═════ Material ═════

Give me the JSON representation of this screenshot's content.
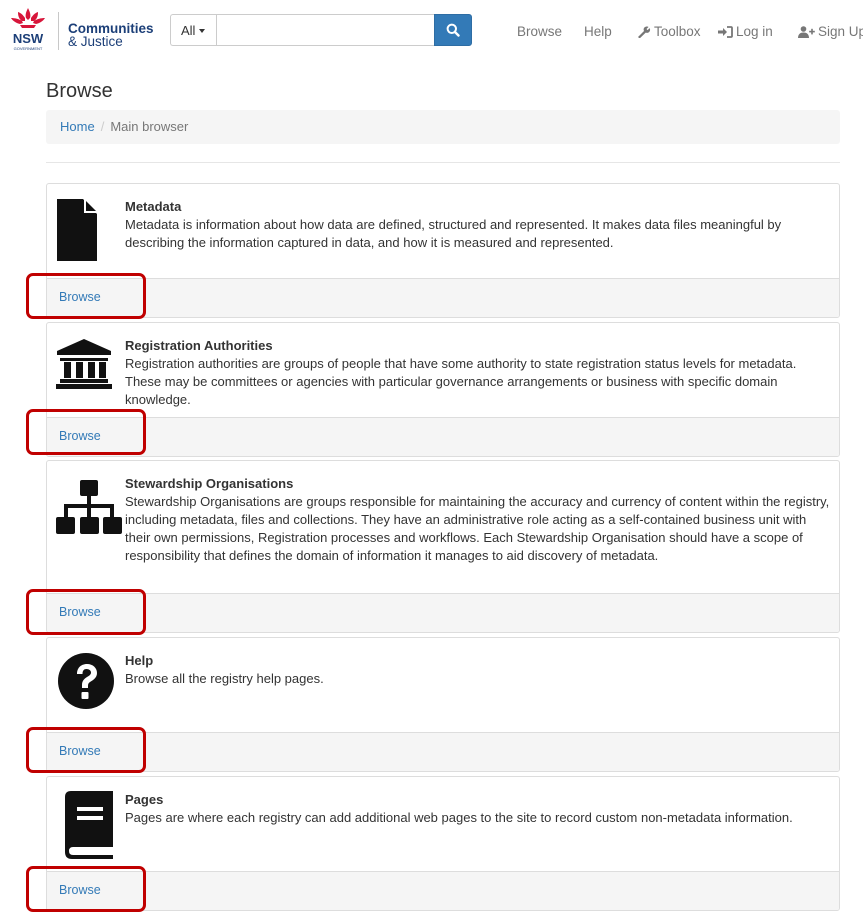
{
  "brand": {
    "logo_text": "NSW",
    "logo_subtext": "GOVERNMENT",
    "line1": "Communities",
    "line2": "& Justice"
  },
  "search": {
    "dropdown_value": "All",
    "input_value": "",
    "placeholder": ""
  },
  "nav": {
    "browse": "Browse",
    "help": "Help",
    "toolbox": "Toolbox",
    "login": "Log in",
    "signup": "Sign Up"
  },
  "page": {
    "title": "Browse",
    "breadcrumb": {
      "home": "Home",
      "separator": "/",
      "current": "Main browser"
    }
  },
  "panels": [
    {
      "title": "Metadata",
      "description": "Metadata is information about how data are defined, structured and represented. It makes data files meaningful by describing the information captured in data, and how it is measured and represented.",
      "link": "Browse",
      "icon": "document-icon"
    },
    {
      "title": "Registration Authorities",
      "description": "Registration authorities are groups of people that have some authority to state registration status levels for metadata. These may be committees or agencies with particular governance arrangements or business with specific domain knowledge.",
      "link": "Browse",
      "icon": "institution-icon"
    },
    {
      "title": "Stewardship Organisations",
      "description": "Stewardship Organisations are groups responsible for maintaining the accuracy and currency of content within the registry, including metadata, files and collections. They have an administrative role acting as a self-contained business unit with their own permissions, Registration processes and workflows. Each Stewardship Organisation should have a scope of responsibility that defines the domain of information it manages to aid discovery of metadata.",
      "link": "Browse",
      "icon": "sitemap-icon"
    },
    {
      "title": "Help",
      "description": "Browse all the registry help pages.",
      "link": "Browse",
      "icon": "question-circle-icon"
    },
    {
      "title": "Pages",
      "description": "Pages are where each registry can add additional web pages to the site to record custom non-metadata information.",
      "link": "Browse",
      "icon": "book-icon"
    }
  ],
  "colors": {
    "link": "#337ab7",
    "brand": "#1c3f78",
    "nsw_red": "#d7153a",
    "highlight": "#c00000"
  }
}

═════

= Exercise goal =
Quote every line word for word and keep the images out of the copy.

= Exercise solution =
Give me the JSON representation of this screenshot's content.
{
  "brand": {
    "logo_text": "NSW",
    "logo_subtext": "GOVERNMENT",
    "line1": "Communities",
    "line2": "& Justice"
  },
  "search": {
    "dropdown_value": "All",
    "input_value": "",
    "placeholder": ""
  },
  "nav": {
    "browse": "Browse",
    "help": "Help",
    "toolbox": "Toolbox",
    "login": "Log in",
    "signup": "Sign Up"
  },
  "page": {
    "title": "Browse",
    "breadcrumb": {
      "home": "Home",
      "separator": "/",
      "current": "Main browser"
    }
  },
  "panels": [
    {
      "title": "Metadata",
      "description": "Metadata is information about how data are defined, structured and represented. It makes data files meaningful by describing the information captured in data, and how it is measured and represented.",
      "link": "Browse",
      "icon": "document-icon"
    },
    {
      "title": "Registration Authorities",
      "description": "Registration authorities are groups of people that have some authority to state registration status levels for metadata. These may be committees or agencies with particular governance arrangements or business with specific domain knowledge.",
      "link": "Browse",
      "icon": "institution-icon"
    },
    {
      "title": "Stewardship Organisations",
      "description": "Stewardship Organisations are groups responsible for maintaining the accuracy and currency of content within the registry, including metadata, files and collections. They have an administrative role acting as a self-contained business unit with their own permissions, Registration processes and workflows. Each Stewardship Organisation should have a scope of responsibility that defines the domain of information it manages to aid discovery of metadata.",
      "link": "Browse",
      "icon": "sitemap-icon"
    },
    {
      "title": "Help",
      "description": "Browse all the registry help pages.",
      "link": "Browse",
      "icon": "question-circle-icon"
    },
    {
      "title": "Pages",
      "description": "Pages are where each registry can add additional web pages to the site to record custom non-metadata information.",
      "link": "Browse",
      "icon": "book-icon"
    }
  ],
  "colors": {
    "link": "#337ab7",
    "brand": "#1c3f78",
    "nsw_red": "#d7153a",
    "highlight": "#c00000"
  }
}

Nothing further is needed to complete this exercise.